>> begin

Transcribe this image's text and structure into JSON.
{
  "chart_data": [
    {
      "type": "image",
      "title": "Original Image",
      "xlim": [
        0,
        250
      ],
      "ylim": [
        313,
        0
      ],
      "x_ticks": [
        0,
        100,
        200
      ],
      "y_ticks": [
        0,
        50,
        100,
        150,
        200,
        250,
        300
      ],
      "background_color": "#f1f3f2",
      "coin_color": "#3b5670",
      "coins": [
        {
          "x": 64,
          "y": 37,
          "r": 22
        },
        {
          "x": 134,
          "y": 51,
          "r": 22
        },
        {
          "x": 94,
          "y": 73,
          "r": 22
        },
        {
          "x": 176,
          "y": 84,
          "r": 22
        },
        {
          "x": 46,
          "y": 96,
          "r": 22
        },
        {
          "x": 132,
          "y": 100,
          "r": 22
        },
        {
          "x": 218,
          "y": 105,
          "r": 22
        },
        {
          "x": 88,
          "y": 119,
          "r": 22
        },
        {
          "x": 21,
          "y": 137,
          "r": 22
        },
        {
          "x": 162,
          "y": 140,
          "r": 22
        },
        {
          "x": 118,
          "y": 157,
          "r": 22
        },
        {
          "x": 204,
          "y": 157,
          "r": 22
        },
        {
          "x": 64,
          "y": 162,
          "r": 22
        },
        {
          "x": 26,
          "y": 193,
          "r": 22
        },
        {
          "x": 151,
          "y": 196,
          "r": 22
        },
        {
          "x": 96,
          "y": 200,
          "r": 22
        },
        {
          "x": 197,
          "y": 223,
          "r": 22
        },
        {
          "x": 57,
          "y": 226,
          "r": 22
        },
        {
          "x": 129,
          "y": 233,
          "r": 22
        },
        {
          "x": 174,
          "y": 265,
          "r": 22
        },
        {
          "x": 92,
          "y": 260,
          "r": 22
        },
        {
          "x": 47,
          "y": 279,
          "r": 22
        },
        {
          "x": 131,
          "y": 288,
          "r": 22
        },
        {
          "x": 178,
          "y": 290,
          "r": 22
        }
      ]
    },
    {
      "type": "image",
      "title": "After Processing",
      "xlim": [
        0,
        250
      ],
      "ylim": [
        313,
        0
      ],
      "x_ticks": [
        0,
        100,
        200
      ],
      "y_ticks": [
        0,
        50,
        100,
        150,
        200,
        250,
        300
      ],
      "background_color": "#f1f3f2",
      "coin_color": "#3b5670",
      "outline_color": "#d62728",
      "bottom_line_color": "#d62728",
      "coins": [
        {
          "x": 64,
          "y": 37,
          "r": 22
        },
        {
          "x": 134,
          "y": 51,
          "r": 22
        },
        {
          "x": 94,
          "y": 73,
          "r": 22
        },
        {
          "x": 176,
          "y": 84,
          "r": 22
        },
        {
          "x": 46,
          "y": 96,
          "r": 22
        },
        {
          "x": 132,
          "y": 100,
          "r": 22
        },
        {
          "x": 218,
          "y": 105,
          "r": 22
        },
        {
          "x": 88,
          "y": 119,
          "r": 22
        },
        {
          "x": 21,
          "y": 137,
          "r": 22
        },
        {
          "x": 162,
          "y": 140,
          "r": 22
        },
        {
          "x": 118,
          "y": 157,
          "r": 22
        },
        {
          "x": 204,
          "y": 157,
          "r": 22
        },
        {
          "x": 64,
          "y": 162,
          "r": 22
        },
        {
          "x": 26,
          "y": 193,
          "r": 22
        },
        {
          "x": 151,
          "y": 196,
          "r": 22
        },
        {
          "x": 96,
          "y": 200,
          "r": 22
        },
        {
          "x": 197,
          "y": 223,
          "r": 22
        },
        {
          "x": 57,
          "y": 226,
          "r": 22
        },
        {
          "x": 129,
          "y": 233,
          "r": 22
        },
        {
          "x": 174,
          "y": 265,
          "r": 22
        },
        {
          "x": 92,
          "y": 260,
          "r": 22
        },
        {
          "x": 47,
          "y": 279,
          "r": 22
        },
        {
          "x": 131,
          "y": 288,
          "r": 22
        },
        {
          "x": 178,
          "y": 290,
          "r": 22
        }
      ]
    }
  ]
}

>> end

Please return the data above exactly as given.

Transcribe this image's text and structure into JSON.
{
  "chart_data": [
    {
      "type": "image",
      "title": "Original Image",
      "xlim": [
        0,
        250
      ],
      "ylim": [
        313,
        0
      ],
      "x_ticks": [
        0,
        100,
        200
      ],
      "y_ticks": [
        0,
        50,
        100,
        150,
        200,
        250,
        300
      ],
      "background_color": "#f1f3f2",
      "coin_color": "#3b5670",
      "coins": [
        {
          "x": 64,
          "y": 37,
          "r": 22
        },
        {
          "x": 134,
          "y": 51,
          "r": 22
        },
        {
          "x": 94,
          "y": 73,
          "r": 22
        },
        {
          "x": 176,
          "y": 84,
          "r": 22
        },
        {
          "x": 46,
          "y": 96,
          "r": 22
        },
        {
          "x": 132,
          "y": 100,
          "r": 22
        },
        {
          "x": 218,
          "y": 105,
          "r": 22
        },
        {
          "x": 88,
          "y": 119,
          "r": 22
        },
        {
          "x": 21,
          "y": 137,
          "r": 22
        },
        {
          "x": 162,
          "y": 140,
          "r": 22
        },
        {
          "x": 118,
          "y": 157,
          "r": 22
        },
        {
          "x": 204,
          "y": 157,
          "r": 22
        },
        {
          "x": 64,
          "y": 162,
          "r": 22
        },
        {
          "x": 26,
          "y": 193,
          "r": 22
        },
        {
          "x": 151,
          "y": 196,
          "r": 22
        },
        {
          "x": 96,
          "y": 200,
          "r": 22
        },
        {
          "x": 197,
          "y": 223,
          "r": 22
        },
        {
          "x": 57,
          "y": 226,
          "r": 22
        },
        {
          "x": 129,
          "y": 233,
          "r": 22
        },
        {
          "x": 174,
          "y": 265,
          "r": 22
        },
        {
          "x": 92,
          "y": 260,
          "r": 22
        },
        {
          "x": 47,
          "y": 279,
          "r": 22
        },
        {
          "x": 131,
          "y": 288,
          "r": 22
        },
        {
          "x": 178,
          "y": 290,
          "r": 22
        }
      ]
    },
    {
      "type": "image",
      "title": "After Processing",
      "xlim": [
        0,
        250
      ],
      "ylim": [
        313,
        0
      ],
      "x_ticks": [
        0,
        100,
        200
      ],
      "y_ticks": [
        0,
        50,
        100,
        150,
        200,
        250,
        300
      ],
      "background_color": "#f1f3f2",
      "coin_color": "#3b5670",
      "outline_color": "#d62728",
      "bottom_line_color": "#d62728",
      "coins": [
        {
          "x": 64,
          "y": 37,
          "r": 22
        },
        {
          "x": 134,
          "y": 51,
          "r": 22
        },
        {
          "x": 94,
          "y": 73,
          "r": 22
        },
        {
          "x": 176,
          "y": 84,
          "r": 22
        },
        {
          "x": 46,
          "y": 96,
          "r": 22
        },
        {
          "x": 132,
          "y": 100,
          "r": 22
        },
        {
          "x": 218,
          "y": 105,
          "r": 22
        },
        {
          "x": 88,
          "y": 119,
          "r": 22
        },
        {
          "x": 21,
          "y": 137,
          "r": 22
        },
        {
          "x": 162,
          "y": 140,
          "r": 22
        },
        {
          "x": 118,
          "y": 157,
          "r": 22
        },
        {
          "x": 204,
          "y": 157,
          "r": 22
        },
        {
          "x": 64,
          "y": 162,
          "r": 22
        },
        {
          "x": 26,
          "y": 193,
          "r": 22
        },
        {
          "x": 151,
          "y": 196,
          "r": 22
        },
        {
          "x": 96,
          "y": 200,
          "r": 22
        },
        {
          "x": 197,
          "y": 223,
          "r": 22
        },
        {
          "x": 57,
          "y": 226,
          "r": 22
        },
        {
          "x": 129,
          "y": 233,
          "r": 22
        },
        {
          "x": 174,
          "y": 265,
          "r": 22
        },
        {
          "x": 92,
          "y": 260,
          "r": 22
        },
        {
          "x": 47,
          "y": 279,
          "r": 22
        },
        {
          "x": 131,
          "y": 288,
          "r": 22
        },
        {
          "x": 178,
          "y": 290,
          "r": 22
        }
      ]
    }
  ]
}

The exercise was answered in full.